LISTING >>

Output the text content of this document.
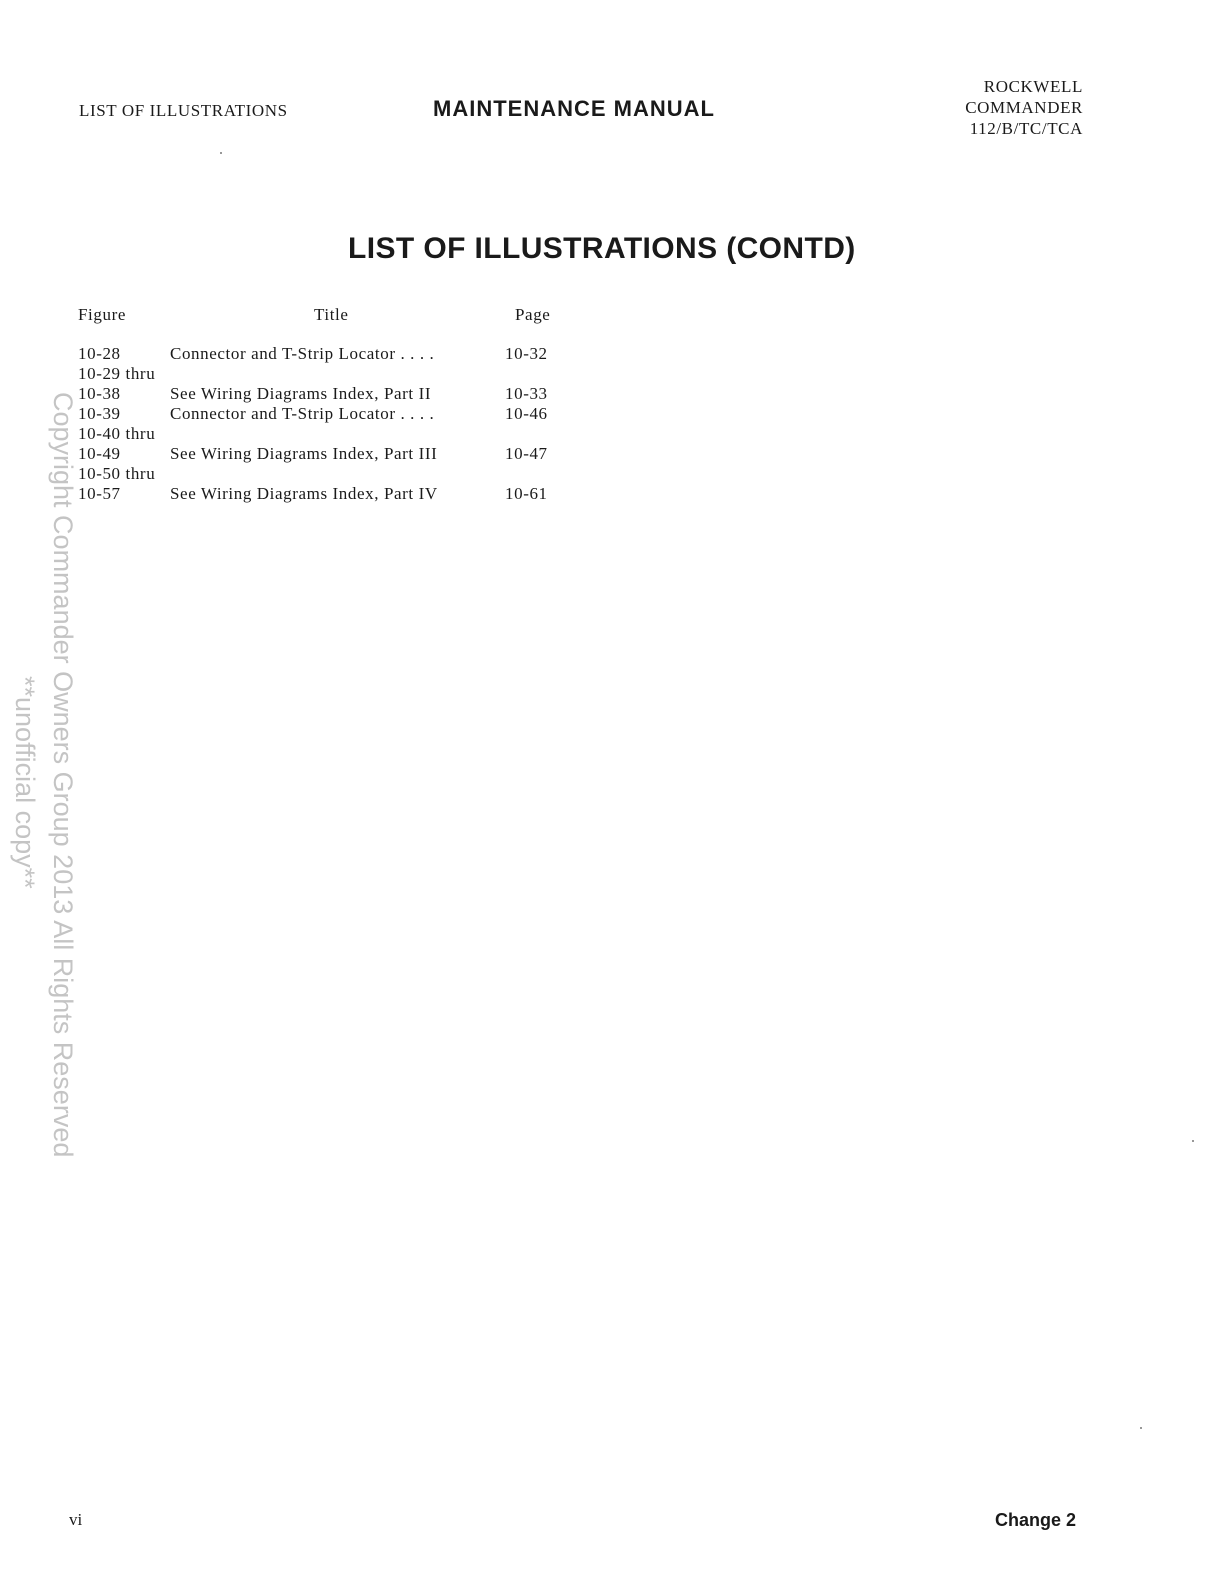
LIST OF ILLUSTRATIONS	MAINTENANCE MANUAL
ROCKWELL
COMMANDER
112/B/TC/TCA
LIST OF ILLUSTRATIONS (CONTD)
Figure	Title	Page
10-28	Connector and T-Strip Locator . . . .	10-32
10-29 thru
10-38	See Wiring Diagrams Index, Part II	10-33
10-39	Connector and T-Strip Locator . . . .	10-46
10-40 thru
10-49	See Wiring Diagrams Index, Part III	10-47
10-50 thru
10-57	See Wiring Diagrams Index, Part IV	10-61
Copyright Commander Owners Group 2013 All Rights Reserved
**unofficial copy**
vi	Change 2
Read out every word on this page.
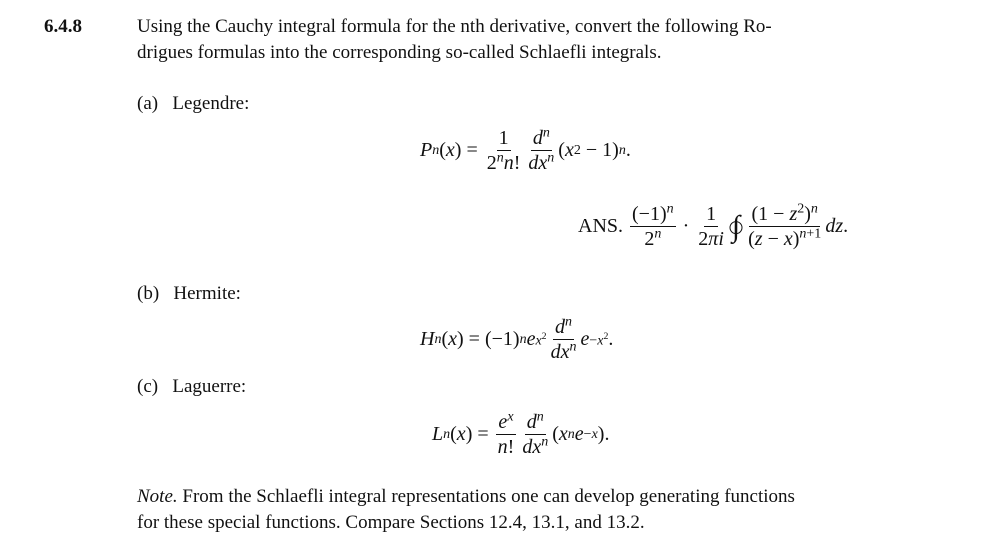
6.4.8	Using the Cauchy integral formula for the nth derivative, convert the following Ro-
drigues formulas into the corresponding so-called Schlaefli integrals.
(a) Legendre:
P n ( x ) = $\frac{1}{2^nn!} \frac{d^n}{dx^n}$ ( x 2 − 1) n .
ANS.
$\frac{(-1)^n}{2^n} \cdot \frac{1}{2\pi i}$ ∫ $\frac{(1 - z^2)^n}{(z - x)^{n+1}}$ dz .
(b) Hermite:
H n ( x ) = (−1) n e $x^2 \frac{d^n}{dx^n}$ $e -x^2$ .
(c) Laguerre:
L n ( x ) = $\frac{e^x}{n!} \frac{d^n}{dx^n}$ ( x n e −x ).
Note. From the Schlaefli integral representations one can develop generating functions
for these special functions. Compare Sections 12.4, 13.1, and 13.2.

EXERCISE GOAL >>
Each entry should be repeated exactly as it appears; the pictures stay out.

TASK ANSWER >>
Output the text content of this document.
LIST OF ILLUSTRATIONS	MAINTENANCE MANUAL
ROCKWELL
COMMANDER
112/B/TC/TCA
LIST OF ILLUSTRATIONS (CONTD)
Figure	Title	Page
10-28	Connector and T-Strip Locator . . . .	10-32
10-29 thru
10-38	See Wiring Diagrams Index, Part II	10-33
10-39	Connector and T-Strip Locator . . . .	10-46
10-40 thru
10-49	See Wiring Diagrams Index, Part III	10-47
10-50 thru
10-57	See Wiring Diagrams Index, Part IV	10-61
Copyright Commander Owners Group 2013 All Rights Reserved
**unofficial copy**
vi	Change 2
Read out every word on this page.
6.4.8	Using the Cauchy integral formula for the nth derivative, convert the following Ro-
drigues formulas into the corresponding so-called Schlaefli integrals.
(a) Legendre:
P n ( x ) = $\frac{1}{2^nn!} \frac{d^n}{dx^n}$ ( x 2 − 1) n .
ANS.
$\frac{(-1)^n}{2^n} \cdot \frac{1}{2\pi i}$ ∫ $\frac{(1 - z^2)^n}{(z - x)^{n+1}}$ dz .
(b) Hermite:
H n ( x ) = (−1) n e $x^2 \frac{d^n}{dx^n}$ $e -x^2$ .
(c) Laguerre:
L n ( x ) = $\frac{e^x}{n!} \frac{d^n}{dx^n}$ ( x n e −x ).
Note. From the Schlaefli integral representations one can develop generating functions
for these special functions. Compare Sections 12.4, 13.1, and 13.2.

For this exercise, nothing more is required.